§ **Work required**
Return the data exactly, with all pictures removed.

§ **Rows**
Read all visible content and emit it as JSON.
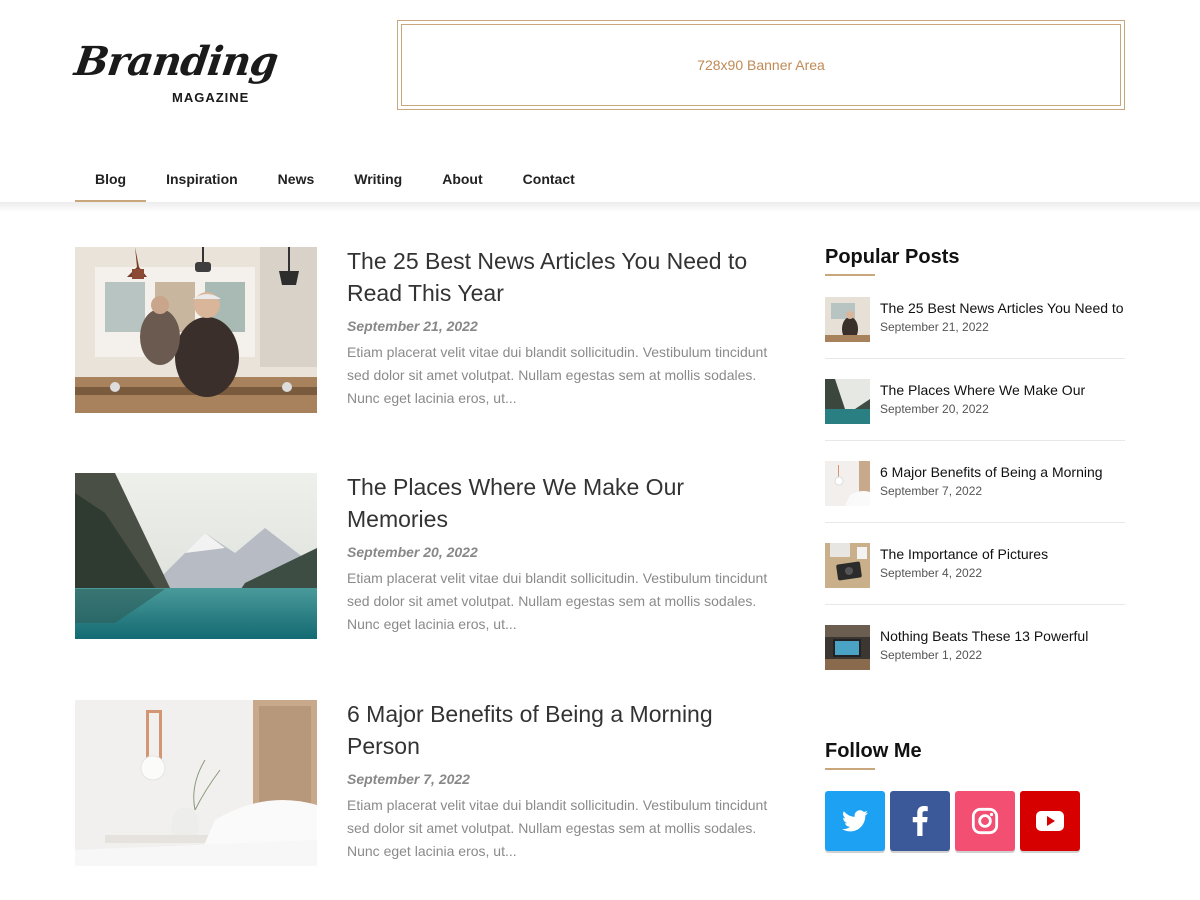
{
  "header": {
    "logo_script": "Branding",
    "logo_sub": "MAGAZINE",
    "banner_text": "728x90 Banner Area"
  },
  "nav": {
    "items": [
      {
        "label": "Blog",
        "active": true
      },
      {
        "label": "Inspiration"
      },
      {
        "label": "News"
      },
      {
        "label": "Writing"
      },
      {
        "label": "About"
      },
      {
        "label": "Contact"
      }
    ]
  },
  "posts": [
    {
      "title": "The 25 Best News Articles You Need to Read This Year",
      "date": "September 21, 2022",
      "excerpt": "Etiam placerat velit vitae dui blandit sollicitudin. Vestibulum tincidunt sed dolor sit amet volutpat. Nullam egestas sem at mollis sodales. Nunc eget lacinia eros, ut..."
    },
    {
      "title": "The Places Where We Make Our Memories",
      "date": "September 20, 2022",
      "excerpt": "Etiam placerat velit vitae dui blandit sollicitudin. Vestibulum tincidunt sed dolor sit amet volutpat. Nullam egestas sem at mollis sodales. Nunc eget lacinia eros, ut..."
    },
    {
      "title": "6 Major Benefits of Being a Morning Person",
      "date": "September 7, 2022",
      "excerpt": "Etiam placerat velit vitae dui blandit sollicitudin. Vestibulum tincidunt sed dolor sit amet volutpat. Nullam egestas sem at mollis sodales. Nunc eget lacinia eros, ut..."
    }
  ],
  "sidebar": {
    "popular_title": "Popular Posts",
    "popular": [
      {
        "title": "The 25 Best News Articles You Need to",
        "date": "September 21, 2022"
      },
      {
        "title": "The Places Where We Make Our",
        "date": "September 20, 2022"
      },
      {
        "title": "6 Major Benefits of Being a Morning",
        "date": "September 7, 2022"
      },
      {
        "title": "The Importance of Pictures",
        "date": "September 4, 2022"
      },
      {
        "title": "Nothing Beats These 13 Powerful",
        "date": "September 1, 2022"
      }
    ],
    "follow_title": "Follow Me",
    "social": [
      {
        "icon": "twitter-icon",
        "color": "#1da1f2"
      },
      {
        "icon": "facebook-icon",
        "color": "#3b5998"
      },
      {
        "icon": "instagram-icon",
        "color": "#f24f72"
      },
      {
        "icon": "youtube-icon",
        "color": "#d60000"
      }
    ]
  },
  "colors": {
    "accent": "#c9a67c"
  }
}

§ **Final result**
Read all visible content and emit it as JSON.
{
  "header": {
    "logo_script": "Branding",
    "logo_sub": "MAGAZINE",
    "banner_text": "728x90 Banner Area"
  },
  "nav": {
    "items": [
      {
        "label": "Blog",
        "active": true
      },
      {
        "label": "Inspiration"
      },
      {
        "label": "News"
      },
      {
        "label": "Writing"
      },
      {
        "label": "About"
      },
      {
        "label": "Contact"
      }
    ]
  },
  "posts": [
    {
      "title": "The 25 Best News Articles You Need to Read This Year",
      "date": "September 21, 2022",
      "excerpt": "Etiam placerat velit vitae dui blandit sollicitudin. Vestibulum tincidunt sed dolor sit amet volutpat. Nullam egestas sem at mollis sodales. Nunc eget lacinia eros, ut..."
    },
    {
      "title": "The Places Where We Make Our Memories",
      "date": "September 20, 2022",
      "excerpt": "Etiam placerat velit vitae dui blandit sollicitudin. Vestibulum tincidunt sed dolor sit amet volutpat. Nullam egestas sem at mollis sodales. Nunc eget lacinia eros, ut..."
    },
    {
      "title": "6 Major Benefits of Being a Morning Person",
      "date": "September 7, 2022",
      "excerpt": "Etiam placerat velit vitae dui blandit sollicitudin. Vestibulum tincidunt sed dolor sit amet volutpat. Nullam egestas sem at mollis sodales. Nunc eget lacinia eros, ut..."
    }
  ],
  "sidebar": {
    "popular_title": "Popular Posts",
    "popular": [
      {
        "title": "The 25 Best News Articles You Need to",
        "date": "September 21, 2022"
      },
      {
        "title": "The Places Where We Make Our",
        "date": "September 20, 2022"
      },
      {
        "title": "6 Major Benefits of Being a Morning",
        "date": "September 7, 2022"
      },
      {
        "title": "The Importance of Pictures",
        "date": "September 4, 2022"
      },
      {
        "title": "Nothing Beats These 13 Powerful",
        "date": "September 1, 2022"
      }
    ],
    "follow_title": "Follow Me",
    "social": [
      {
        "icon": "twitter-icon",
        "color": "#1da1f2"
      },
      {
        "icon": "facebook-icon",
        "color": "#3b5998"
      },
      {
        "icon": "instagram-icon",
        "color": "#f24f72"
      },
      {
        "icon": "youtube-icon",
        "color": "#d60000"
      }
    ]
  },
  "colors": {
    "accent": "#c9a67c"
  }
}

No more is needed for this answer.